▶ [WRITTEN REQUEST] Tally every line of the material that includes "región", then give the tally and nothing else.
### INPUT ROWS
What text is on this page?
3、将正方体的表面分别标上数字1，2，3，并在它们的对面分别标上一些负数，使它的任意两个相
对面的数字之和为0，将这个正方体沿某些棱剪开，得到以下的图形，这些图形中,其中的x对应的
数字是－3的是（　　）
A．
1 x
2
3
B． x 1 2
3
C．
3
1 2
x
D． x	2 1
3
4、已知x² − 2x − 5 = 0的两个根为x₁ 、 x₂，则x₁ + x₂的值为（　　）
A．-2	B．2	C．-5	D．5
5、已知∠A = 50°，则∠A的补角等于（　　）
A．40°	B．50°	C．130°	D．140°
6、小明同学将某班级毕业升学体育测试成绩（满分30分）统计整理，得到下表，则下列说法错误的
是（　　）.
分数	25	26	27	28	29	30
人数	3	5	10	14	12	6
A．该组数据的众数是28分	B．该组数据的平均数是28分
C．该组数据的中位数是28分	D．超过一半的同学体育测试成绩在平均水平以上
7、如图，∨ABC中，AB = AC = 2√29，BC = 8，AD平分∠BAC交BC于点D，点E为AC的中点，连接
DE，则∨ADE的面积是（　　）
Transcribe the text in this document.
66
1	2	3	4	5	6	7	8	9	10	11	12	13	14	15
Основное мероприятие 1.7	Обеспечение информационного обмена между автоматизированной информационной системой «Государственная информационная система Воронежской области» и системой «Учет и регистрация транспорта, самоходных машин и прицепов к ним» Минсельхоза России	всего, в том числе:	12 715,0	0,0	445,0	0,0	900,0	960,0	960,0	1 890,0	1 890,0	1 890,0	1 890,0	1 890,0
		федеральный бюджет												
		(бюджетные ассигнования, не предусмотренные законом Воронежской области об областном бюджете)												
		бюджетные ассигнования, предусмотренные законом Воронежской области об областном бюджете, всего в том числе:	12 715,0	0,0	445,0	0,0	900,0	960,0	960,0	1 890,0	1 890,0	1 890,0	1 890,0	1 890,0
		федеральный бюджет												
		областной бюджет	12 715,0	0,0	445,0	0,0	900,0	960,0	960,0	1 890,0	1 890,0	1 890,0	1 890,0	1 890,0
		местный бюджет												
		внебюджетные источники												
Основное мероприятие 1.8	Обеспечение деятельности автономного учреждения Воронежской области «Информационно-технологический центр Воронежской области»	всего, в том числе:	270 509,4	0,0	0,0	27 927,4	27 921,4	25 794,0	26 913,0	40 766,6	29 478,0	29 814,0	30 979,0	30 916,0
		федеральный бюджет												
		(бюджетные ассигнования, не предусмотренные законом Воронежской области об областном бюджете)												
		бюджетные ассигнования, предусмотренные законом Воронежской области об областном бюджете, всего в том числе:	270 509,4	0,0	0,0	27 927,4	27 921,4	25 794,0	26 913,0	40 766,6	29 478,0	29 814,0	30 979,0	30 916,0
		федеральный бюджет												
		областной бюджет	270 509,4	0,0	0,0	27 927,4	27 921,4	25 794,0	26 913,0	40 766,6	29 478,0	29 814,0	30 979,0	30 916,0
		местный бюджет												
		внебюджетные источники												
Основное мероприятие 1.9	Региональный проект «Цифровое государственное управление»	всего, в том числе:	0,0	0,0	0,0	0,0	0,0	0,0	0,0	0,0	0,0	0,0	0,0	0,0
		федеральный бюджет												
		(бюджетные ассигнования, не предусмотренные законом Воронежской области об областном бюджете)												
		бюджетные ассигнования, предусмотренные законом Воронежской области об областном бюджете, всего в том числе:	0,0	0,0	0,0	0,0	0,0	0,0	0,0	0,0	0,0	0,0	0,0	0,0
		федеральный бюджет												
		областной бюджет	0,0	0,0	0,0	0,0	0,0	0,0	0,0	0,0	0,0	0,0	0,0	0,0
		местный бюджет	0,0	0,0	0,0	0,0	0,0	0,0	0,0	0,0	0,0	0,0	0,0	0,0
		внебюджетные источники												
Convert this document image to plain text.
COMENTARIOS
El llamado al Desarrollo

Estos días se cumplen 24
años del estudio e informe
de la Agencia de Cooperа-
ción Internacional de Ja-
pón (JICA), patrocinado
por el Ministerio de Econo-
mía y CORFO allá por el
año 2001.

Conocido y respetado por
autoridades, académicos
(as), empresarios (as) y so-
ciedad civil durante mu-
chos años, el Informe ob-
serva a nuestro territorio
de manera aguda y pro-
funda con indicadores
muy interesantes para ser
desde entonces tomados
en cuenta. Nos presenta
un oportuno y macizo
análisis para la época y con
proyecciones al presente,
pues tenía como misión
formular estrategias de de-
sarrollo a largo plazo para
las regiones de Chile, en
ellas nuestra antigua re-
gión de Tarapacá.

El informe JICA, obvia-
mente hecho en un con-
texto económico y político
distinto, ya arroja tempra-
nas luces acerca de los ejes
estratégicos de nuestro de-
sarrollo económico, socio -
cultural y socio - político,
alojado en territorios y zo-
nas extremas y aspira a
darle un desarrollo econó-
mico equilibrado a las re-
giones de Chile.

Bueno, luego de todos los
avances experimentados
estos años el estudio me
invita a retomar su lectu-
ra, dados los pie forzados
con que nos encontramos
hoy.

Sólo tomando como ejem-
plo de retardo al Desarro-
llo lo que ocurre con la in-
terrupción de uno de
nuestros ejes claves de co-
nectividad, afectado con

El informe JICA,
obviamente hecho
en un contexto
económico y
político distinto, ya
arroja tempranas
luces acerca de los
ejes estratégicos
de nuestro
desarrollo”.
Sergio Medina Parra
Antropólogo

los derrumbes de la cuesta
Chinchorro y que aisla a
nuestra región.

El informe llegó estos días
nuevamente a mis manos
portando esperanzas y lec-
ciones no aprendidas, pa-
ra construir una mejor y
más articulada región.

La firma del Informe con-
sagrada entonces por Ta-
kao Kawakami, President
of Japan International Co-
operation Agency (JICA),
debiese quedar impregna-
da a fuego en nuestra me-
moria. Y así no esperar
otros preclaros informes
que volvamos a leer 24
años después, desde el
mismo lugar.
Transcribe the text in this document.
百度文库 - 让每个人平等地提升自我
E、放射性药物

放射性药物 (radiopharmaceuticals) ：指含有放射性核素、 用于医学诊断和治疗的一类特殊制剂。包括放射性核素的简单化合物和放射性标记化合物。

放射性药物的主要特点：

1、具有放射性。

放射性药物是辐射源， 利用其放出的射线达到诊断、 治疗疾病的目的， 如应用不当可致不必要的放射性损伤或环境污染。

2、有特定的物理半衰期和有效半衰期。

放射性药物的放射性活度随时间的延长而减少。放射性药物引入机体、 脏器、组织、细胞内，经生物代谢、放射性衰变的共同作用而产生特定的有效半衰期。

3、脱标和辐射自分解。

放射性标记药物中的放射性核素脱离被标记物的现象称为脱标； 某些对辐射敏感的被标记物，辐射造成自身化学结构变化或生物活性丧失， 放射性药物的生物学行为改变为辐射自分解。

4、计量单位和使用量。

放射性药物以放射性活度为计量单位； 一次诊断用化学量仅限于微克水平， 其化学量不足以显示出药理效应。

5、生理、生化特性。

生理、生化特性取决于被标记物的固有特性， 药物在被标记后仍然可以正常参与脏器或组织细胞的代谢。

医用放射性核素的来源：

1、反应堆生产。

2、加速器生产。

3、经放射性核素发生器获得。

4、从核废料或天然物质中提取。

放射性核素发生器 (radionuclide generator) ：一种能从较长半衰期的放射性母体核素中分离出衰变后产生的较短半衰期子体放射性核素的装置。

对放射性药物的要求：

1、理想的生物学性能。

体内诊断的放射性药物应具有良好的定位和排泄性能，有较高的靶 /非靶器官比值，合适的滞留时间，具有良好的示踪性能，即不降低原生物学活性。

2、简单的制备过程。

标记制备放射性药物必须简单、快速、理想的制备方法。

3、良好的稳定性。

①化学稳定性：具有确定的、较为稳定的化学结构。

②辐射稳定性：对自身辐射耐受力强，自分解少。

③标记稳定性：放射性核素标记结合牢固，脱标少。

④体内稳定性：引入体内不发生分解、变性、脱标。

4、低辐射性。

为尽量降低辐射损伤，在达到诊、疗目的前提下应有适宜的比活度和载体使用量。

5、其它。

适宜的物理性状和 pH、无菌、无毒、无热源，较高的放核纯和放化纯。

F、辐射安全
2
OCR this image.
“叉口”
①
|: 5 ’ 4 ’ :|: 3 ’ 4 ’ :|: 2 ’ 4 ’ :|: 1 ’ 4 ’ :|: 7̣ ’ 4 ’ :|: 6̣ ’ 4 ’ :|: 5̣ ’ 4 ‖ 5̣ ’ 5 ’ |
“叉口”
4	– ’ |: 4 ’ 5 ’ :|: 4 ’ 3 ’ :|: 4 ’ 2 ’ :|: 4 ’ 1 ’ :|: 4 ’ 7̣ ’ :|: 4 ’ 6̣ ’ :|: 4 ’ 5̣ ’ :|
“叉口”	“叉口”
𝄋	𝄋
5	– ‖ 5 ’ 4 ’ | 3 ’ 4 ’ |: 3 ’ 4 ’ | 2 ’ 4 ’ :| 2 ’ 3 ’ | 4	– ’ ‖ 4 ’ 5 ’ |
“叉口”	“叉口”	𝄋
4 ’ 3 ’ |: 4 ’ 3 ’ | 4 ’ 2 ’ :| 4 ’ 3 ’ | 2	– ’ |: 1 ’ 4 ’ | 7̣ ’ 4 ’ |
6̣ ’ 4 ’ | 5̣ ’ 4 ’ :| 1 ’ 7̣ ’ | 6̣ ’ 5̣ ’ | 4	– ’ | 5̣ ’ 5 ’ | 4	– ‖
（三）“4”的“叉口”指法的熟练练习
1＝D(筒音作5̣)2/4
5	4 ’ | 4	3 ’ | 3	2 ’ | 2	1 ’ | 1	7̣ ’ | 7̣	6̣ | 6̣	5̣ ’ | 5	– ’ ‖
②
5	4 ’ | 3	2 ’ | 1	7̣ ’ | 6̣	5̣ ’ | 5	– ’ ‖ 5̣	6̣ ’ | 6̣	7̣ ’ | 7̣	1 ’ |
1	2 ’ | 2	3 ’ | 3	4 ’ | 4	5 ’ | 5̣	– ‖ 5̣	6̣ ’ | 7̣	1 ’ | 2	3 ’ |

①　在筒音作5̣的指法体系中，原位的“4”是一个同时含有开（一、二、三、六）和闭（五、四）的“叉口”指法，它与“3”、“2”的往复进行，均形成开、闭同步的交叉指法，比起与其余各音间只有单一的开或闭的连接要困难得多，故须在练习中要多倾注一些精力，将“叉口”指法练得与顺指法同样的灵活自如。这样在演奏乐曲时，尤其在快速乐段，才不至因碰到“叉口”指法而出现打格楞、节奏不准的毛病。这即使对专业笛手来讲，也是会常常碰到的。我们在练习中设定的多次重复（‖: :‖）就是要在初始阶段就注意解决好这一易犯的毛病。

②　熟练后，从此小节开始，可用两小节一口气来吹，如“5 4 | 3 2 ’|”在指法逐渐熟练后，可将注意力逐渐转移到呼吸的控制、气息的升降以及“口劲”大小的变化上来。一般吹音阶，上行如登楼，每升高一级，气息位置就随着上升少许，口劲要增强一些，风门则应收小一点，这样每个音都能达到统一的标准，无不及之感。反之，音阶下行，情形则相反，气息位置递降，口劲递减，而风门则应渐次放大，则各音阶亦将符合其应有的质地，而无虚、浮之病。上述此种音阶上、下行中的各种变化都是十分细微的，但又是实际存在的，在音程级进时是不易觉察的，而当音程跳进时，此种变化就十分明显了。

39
######
▶ [ANSWER TO THE EXERCISE] 2